*Information shown*:
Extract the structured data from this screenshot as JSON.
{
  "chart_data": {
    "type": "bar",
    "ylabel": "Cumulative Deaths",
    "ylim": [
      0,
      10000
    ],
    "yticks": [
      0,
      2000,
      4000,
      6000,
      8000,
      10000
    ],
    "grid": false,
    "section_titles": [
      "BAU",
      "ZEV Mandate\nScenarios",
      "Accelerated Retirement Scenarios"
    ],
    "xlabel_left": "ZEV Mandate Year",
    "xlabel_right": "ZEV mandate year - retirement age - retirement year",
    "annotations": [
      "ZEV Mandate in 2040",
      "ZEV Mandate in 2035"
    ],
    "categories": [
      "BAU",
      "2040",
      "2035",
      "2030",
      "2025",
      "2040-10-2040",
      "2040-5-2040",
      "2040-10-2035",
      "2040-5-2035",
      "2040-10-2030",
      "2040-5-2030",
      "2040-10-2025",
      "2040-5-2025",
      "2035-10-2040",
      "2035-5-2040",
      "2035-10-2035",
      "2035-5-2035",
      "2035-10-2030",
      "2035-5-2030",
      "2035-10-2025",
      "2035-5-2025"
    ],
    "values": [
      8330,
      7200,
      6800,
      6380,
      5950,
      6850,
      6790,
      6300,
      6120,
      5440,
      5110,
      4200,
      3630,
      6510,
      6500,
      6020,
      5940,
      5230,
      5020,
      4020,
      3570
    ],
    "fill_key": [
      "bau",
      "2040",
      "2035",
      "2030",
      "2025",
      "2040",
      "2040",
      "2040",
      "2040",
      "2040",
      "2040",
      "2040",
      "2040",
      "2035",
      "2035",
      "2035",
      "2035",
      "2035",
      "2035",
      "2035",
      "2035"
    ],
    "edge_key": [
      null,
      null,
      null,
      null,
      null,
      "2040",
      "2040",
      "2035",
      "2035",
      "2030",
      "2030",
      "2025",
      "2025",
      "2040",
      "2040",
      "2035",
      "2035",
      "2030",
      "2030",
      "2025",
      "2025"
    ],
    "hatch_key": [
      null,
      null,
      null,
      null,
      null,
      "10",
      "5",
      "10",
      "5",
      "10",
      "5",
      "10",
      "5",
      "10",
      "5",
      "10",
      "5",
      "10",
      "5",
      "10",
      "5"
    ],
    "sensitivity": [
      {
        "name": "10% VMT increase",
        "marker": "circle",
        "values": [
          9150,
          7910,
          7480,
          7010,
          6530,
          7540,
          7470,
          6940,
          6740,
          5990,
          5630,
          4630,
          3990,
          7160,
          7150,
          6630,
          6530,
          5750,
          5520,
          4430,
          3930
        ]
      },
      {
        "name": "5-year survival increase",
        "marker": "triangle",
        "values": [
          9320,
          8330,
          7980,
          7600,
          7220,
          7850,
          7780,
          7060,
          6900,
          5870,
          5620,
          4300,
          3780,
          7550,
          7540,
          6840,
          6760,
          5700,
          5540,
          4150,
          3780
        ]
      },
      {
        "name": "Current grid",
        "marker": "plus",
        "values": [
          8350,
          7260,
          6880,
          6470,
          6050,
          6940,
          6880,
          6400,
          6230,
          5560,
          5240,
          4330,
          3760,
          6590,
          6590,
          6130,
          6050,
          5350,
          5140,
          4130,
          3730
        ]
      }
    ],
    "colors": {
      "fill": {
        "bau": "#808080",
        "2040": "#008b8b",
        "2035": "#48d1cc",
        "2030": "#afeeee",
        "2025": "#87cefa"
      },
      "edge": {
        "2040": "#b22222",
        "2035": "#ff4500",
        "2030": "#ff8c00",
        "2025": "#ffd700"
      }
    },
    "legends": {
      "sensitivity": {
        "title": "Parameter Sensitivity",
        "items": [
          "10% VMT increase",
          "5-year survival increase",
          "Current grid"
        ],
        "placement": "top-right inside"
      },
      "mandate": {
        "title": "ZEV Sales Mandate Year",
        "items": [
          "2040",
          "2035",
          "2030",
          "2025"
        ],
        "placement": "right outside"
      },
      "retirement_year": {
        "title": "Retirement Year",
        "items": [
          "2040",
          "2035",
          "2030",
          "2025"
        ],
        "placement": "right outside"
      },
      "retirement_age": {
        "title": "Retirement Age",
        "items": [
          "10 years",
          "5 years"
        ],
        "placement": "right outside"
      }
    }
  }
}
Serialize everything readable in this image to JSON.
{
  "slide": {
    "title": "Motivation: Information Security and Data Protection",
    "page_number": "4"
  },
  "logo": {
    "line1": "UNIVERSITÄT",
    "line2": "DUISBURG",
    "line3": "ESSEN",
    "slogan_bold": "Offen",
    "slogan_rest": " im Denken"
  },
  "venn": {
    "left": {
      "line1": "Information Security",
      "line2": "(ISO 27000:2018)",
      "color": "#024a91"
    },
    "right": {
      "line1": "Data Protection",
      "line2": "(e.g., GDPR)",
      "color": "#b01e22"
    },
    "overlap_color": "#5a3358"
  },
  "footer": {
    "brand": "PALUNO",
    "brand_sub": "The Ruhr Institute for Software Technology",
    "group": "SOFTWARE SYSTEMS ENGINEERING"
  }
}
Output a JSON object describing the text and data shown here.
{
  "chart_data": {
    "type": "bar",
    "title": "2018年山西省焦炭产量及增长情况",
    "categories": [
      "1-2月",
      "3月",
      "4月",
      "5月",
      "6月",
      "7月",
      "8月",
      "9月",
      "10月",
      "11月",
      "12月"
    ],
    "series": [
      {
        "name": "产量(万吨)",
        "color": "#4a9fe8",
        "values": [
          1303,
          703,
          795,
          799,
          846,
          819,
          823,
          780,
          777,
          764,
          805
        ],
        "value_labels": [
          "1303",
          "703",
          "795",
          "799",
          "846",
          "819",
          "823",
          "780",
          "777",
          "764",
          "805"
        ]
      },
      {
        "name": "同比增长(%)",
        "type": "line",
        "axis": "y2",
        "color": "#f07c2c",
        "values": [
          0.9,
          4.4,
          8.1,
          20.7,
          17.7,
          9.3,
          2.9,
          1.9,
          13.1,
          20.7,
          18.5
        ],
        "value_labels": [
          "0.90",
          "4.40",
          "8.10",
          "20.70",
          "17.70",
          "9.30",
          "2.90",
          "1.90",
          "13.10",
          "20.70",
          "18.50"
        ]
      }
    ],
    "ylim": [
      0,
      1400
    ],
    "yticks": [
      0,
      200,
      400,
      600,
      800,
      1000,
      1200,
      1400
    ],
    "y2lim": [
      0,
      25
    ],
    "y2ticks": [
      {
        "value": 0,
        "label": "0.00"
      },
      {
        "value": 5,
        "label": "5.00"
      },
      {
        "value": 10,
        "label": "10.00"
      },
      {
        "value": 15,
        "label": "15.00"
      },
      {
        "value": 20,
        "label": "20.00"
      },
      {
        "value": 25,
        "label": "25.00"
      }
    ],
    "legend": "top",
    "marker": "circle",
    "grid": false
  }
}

*To do*:
Reproduce the listing shown above in its entirety, exactly.

*Expected answer*:
Extract the structured data from this screenshot as JSON.
{
  "chart_data": {
    "type": "bar",
    "ylabel": "Cumulative Deaths",
    "ylim": [
      0,
      10000
    ],
    "yticks": [
      0,
      2000,
      4000,
      6000,
      8000,
      10000
    ],
    "grid": false,
    "section_titles": [
      "BAU",
      "ZEV Mandate\nScenarios",
      "Accelerated Retirement Scenarios"
    ],
    "xlabel_left": "ZEV Mandate Year",
    "xlabel_right": "ZEV mandate year - retirement age - retirement year",
    "annotations": [
      "ZEV Mandate in 2040",
      "ZEV Mandate in 2035"
    ],
    "categories": [
      "BAU",
      "2040",
      "2035",
      "2030",
      "2025",
      "2040-10-2040",
      "2040-5-2040",
      "2040-10-2035",
      "2040-5-2035",
      "2040-10-2030",
      "2040-5-2030",
      "2040-10-2025",
      "2040-5-2025",
      "2035-10-2040",
      "2035-5-2040",
      "2035-10-2035",
      "2035-5-2035",
      "2035-10-2030",
      "2035-5-2030",
      "2035-10-2025",
      "2035-5-2025"
    ],
    "values": [
      8330,
      7200,
      6800,
      6380,
      5950,
      6850,
      6790,
      6300,
      6120,
      5440,
      5110,
      4200,
      3630,
      6510,
      6500,
      6020,
      5940,
      5230,
      5020,
      4020,
      3570
    ],
    "fill_key": [
      "bau",
      "2040",
      "2035",
      "2030",
      "2025",
      "2040",
      "2040",
      "2040",
      "2040",
      "2040",
      "2040",
      "2040",
      "2040",
      "2035",
      "2035",
      "2035",
      "2035",
      "2035",
      "2035",
      "2035",
      "2035"
    ],
    "edge_key": [
      null,
      null,
      null,
      null,
      null,
      "2040",
      "2040",
      "2035",
      "2035",
      "2030",
      "2030",
      "2025",
      "2025",
      "2040",
      "2040",
      "2035",
      "2035",
      "2030",
      "2030",
      "2025",
      "2025"
    ],
    "hatch_key": [
      null,
      null,
      null,
      null,
      null,
      "10",
      "5",
      "10",
      "5",
      "10",
      "5",
      "10",
      "5",
      "10",
      "5",
      "10",
      "5",
      "10",
      "5",
      "10",
      "5"
    ],
    "sensitivity": [
      {
        "name": "10% VMT increase",
        "marker": "circle",
        "values": [
          9150,
          7910,
          7480,
          7010,
          6530,
          7540,
          7470,
          6940,
          6740,
          5990,
          5630,
          4630,
          3990,
          7160,
          7150,
          6630,
          6530,
          5750,
          5520,
          4430,
          3930
        ]
      },
      {
        "name": "5-year survival increase",
        "marker": "triangle",
        "values": [
          9320,
          8330,
          7980,
          7600,
          7220,
          7850,
          7780,
          7060,
          6900,
          5870,
          5620,
          4300,
          3780,
          7550,
          7540,
          6840,
          6760,
          5700,
          5540,
          4150,
          3780
        ]
      },
      {
        "name": "Current grid",
        "marker": "plus",
        "values": [
          8350,
          7260,
          6880,
          6470,
          6050,
          6940,
          6880,
          6400,
          6230,
          5560,
          5240,
          4330,
          3760,
          6590,
          6590,
          6130,
          6050,
          5350,
          5140,
          4130,
          3730
        ]
      }
    ],
    "colors": {
      "fill": {
        "bau": "#808080",
        "2040": "#008b8b",
        "2035": "#48d1cc",
        "2030": "#afeeee",
        "2025": "#87cefa"
      },
      "edge": {
        "2040": "#b22222",
        "2035": "#ff4500",
        "2030": "#ff8c00",
        "2025": "#ffd700"
      }
    },
    "legends": {
      "sensitivity": {
        "title": "Parameter Sensitivity",
        "items": [
          "10% VMT increase",
          "5-year survival increase",
          "Current grid"
        ],
        "placement": "top-right inside"
      },
      "mandate": {
        "title": "ZEV Sales Mandate Year",
        "items": [
          "2040",
          "2035",
          "2030",
          "2025"
        ],
        "placement": "right outside"
      },
      "retirement_year": {
        "title": "Retirement Year",
        "items": [
          "2040",
          "2035",
          "2030",
          "2025"
        ],
        "placement": "right outside"
      },
      "retirement_age": {
        "title": "Retirement Age",
        "items": [
          "10 years",
          "5 years"
        ],
        "placement": "right outside"
      }
    }
  }
}
Serialize everything readable in this image to JSON.
{
  "slide": {
    "title": "Motivation: Information Security and Data Protection",
    "page_number": "4"
  },
  "logo": {
    "line1": "UNIVERSITÄT",
    "line2": "DUISBURG",
    "line3": "ESSEN",
    "slogan_bold": "Offen",
    "slogan_rest": " im Denken"
  },
  "venn": {
    "left": {
      "line1": "Information Security",
      "line2": "(ISO 27000:2018)",
      "color": "#024a91"
    },
    "right": {
      "line1": "Data Protection",
      "line2": "(e.g., GDPR)",
      "color": "#b01e22"
    },
    "overlap_color": "#5a3358"
  },
  "footer": {
    "brand": "PALUNO",
    "brand_sub": "The Ruhr Institute for Software Technology",
    "group": "SOFTWARE SYSTEMS ENGINEERING"
  }
}
Output a JSON object describing the text and data shown here.
{
  "chart_data": {
    "type": "bar",
    "title": "2018年山西省焦炭产量及增长情况",
    "categories": [
      "1-2月",
      "3月",
      "4月",
      "5月",
      "6月",
      "7月",
      "8月",
      "9月",
      "10月",
      "11月",
      "12月"
    ],
    "series": [
      {
        "name": "产量(万吨)",
        "color": "#4a9fe8",
        "values": [
          1303,
          703,
          795,
          799,
          846,
          819,
          823,
          780,
          777,
          764,
          805
        ],
        "value_labels": [
          "1303",
          "703",
          "795",
          "799",
          "846",
          "819",
          "823",
          "780",
          "777",
          "764",
          "805"
        ]
      },
      {
        "name": "同比增长(%)",
        "type": "line",
        "axis": "y2",
        "color": "#f07c2c",
        "values": [
          0.9,
          4.4,
          8.1,
          20.7,
          17.7,
          9.3,
          2.9,
          1.9,
          13.1,
          20.7,
          18.5
        ],
        "value_labels": [
          "0.90",
          "4.40",
          "8.10",
          "20.70",
          "17.70",
          "9.30",
          "2.90",
          "1.90",
          "13.10",
          "20.70",
          "18.50"
        ]
      }
    ],
    "ylim": [
      0,
      1400
    ],
    "yticks": [
      0,
      200,
      400,
      600,
      800,
      1000,
      1200,
      1400
    ],
    "y2lim": [
      0,
      25
    ],
    "y2ticks": [
      {
        "value": 0,
        "label": "0.00"
      },
      {
        "value": 5,
        "label": "5.00"
      },
      {
        "value": 10,
        "label": "10.00"
      },
      {
        "value": 15,
        "label": "15.00"
      },
      {
        "value": 20,
        "label": "20.00"
      },
      {
        "value": 25,
        "label": "25.00"
      }
    ],
    "legend": "top",
    "marker": "circle",
    "grid": false
  }
}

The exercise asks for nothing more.